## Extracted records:
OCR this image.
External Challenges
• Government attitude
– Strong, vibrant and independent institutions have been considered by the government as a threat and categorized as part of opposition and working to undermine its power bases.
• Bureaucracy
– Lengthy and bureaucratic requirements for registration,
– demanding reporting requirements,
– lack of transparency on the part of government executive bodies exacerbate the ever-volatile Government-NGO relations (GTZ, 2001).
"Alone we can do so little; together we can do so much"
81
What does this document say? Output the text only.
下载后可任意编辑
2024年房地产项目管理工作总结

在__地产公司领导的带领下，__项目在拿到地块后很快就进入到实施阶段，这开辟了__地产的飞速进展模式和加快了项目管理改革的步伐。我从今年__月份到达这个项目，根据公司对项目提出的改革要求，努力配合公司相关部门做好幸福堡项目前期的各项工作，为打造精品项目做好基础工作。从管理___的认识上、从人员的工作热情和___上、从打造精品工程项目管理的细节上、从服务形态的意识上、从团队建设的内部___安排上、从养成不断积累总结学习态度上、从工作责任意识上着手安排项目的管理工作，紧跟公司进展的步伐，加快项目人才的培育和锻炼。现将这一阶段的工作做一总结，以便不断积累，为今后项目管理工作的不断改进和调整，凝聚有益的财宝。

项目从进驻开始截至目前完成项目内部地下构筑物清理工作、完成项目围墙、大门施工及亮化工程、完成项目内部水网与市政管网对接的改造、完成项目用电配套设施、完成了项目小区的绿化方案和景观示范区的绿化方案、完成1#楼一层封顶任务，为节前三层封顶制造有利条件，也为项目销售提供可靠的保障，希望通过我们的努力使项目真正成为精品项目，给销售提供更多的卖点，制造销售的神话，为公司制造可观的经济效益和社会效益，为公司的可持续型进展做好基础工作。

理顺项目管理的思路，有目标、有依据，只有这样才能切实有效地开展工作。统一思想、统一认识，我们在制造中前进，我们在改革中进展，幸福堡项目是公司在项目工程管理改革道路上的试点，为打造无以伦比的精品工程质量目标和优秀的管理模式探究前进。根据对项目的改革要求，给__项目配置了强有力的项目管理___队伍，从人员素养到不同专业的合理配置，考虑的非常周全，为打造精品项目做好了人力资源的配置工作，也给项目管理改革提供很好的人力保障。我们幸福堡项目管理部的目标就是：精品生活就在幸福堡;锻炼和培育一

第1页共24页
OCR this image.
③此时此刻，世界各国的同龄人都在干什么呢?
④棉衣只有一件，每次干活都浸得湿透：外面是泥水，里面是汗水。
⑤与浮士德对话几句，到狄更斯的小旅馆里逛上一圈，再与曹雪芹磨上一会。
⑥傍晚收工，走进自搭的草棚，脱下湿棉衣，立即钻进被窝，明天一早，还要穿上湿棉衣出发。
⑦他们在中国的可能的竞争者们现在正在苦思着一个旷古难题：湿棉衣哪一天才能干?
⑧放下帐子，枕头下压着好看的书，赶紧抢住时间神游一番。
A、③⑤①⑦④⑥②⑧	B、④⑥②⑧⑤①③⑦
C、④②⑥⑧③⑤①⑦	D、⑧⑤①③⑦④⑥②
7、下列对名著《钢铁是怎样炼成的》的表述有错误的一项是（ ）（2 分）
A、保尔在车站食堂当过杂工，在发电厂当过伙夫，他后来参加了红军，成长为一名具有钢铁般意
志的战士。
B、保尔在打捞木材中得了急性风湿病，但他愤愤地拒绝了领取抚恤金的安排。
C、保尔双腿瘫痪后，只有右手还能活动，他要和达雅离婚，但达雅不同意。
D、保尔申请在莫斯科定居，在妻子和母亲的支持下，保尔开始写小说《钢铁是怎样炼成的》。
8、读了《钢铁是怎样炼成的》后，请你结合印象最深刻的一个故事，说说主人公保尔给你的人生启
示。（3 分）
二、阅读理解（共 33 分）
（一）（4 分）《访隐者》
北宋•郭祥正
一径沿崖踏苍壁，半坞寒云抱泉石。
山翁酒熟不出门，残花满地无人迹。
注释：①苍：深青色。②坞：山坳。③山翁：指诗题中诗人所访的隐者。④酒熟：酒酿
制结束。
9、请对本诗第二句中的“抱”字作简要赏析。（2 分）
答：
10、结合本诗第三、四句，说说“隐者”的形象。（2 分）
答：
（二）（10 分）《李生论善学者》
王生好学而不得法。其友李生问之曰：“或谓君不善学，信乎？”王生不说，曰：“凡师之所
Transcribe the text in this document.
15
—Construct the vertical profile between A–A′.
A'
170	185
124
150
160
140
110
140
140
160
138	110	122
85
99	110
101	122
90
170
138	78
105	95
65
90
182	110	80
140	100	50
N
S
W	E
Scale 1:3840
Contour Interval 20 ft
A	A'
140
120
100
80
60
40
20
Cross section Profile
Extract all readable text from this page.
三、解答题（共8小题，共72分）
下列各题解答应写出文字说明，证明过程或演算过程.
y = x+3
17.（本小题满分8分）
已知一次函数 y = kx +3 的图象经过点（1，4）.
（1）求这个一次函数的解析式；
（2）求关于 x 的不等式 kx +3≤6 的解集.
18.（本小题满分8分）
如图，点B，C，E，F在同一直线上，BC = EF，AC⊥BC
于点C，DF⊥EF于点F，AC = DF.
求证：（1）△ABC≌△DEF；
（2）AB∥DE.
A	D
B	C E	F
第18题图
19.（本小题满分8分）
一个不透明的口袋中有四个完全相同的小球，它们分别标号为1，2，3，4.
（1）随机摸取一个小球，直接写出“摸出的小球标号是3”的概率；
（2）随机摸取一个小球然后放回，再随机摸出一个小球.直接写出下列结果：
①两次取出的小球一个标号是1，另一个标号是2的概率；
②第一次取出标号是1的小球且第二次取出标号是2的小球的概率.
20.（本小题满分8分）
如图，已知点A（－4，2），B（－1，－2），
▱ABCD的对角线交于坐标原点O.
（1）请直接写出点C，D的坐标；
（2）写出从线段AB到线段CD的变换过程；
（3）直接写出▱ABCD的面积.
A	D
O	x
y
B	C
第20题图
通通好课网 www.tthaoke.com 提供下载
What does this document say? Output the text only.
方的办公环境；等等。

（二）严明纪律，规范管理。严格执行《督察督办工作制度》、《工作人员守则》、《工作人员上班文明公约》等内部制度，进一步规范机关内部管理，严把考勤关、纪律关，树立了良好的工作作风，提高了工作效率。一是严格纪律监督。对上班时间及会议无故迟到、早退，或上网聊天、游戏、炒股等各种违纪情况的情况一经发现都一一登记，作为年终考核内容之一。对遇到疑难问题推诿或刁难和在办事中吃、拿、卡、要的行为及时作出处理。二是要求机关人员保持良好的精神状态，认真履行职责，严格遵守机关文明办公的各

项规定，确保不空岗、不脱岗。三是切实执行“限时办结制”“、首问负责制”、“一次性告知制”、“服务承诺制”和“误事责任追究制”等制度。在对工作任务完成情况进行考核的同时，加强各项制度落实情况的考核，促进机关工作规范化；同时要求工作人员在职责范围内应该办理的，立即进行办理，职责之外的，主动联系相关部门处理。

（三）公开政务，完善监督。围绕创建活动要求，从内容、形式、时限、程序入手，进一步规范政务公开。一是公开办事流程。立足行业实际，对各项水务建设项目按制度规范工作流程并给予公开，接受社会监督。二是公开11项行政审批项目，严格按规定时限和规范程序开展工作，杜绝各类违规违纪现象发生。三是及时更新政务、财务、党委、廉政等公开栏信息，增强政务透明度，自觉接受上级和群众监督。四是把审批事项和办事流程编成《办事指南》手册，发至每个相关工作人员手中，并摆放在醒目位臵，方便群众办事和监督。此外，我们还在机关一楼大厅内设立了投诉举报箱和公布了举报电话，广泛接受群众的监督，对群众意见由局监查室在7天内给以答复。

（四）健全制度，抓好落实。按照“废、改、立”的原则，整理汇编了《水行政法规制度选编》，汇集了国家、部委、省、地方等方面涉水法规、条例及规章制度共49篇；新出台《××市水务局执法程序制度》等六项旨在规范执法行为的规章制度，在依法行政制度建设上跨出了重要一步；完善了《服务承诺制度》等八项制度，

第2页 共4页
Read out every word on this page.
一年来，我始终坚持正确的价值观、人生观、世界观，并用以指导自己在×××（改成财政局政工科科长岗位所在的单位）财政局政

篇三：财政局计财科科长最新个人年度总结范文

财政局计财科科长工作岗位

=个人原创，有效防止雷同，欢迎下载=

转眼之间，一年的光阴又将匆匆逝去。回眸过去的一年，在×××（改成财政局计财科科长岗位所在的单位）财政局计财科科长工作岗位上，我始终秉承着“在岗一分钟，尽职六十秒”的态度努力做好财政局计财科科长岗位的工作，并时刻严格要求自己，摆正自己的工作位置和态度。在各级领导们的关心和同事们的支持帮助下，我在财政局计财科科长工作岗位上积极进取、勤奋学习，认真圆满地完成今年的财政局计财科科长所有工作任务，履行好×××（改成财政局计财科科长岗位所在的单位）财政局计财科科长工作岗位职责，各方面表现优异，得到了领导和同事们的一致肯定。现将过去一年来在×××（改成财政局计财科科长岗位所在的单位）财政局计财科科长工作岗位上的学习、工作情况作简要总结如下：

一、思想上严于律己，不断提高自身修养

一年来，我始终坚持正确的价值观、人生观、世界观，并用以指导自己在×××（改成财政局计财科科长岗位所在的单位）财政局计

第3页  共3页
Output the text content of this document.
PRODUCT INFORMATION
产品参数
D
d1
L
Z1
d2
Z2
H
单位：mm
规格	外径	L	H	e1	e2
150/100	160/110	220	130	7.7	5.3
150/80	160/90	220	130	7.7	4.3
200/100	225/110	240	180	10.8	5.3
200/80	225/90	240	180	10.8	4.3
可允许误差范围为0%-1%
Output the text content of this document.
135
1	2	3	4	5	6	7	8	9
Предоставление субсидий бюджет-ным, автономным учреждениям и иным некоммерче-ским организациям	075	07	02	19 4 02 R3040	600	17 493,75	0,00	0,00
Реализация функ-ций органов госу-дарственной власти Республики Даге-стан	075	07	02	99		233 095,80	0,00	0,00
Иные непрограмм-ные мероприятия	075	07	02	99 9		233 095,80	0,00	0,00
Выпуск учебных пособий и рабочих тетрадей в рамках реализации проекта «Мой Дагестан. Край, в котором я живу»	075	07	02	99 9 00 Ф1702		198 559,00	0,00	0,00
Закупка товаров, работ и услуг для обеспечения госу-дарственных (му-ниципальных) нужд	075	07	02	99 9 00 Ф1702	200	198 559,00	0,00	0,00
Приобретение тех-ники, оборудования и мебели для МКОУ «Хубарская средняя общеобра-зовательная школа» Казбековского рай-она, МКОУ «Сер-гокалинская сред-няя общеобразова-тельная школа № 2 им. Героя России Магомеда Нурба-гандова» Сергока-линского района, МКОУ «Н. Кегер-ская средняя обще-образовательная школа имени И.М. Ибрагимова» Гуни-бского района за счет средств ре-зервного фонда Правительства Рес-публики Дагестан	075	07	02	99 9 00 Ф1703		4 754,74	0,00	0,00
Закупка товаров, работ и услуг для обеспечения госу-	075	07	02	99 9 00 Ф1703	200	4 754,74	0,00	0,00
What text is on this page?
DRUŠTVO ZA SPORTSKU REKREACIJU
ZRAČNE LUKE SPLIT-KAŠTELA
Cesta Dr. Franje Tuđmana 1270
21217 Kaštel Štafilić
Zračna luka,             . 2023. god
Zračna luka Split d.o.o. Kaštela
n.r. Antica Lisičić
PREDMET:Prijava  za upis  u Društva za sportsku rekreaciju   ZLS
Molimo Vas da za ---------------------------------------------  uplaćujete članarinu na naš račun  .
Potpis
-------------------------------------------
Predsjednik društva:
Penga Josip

## THE REQUEST:
Search the preceding listing for the word "Дагестан" and pull out every line that holds it.

## WORKED ANSWER:
Выпуск учебных пособий и рабочих тетрадей в рамках реализации проекта «Мой Дагестан. Край, в котором я живу»	075	07	02	99 9 00 Ф1702		198 559,00	0,00	0,00
Приобретение тех-ники, оборудования и мебели для МКОУ «Хубарская средняя общеобра-зовательная школа» Казбековского рай-она, МКОУ «Сер-гокалинская сред-няя общеобразова-тельная школа № 2 им. Героя России Магомеда Нурба-гандова» Сергока-линского района, МКОУ «Н. Кегер-ская средняя обще-образовательная школа имени И.М. Ибрагимова» Гуни-бского района за счет средств ре-зервного фонда Правительства Рес-публики Дагестан	075	07	02	99 9 00 Ф1703		4 754,74	0,00	0,00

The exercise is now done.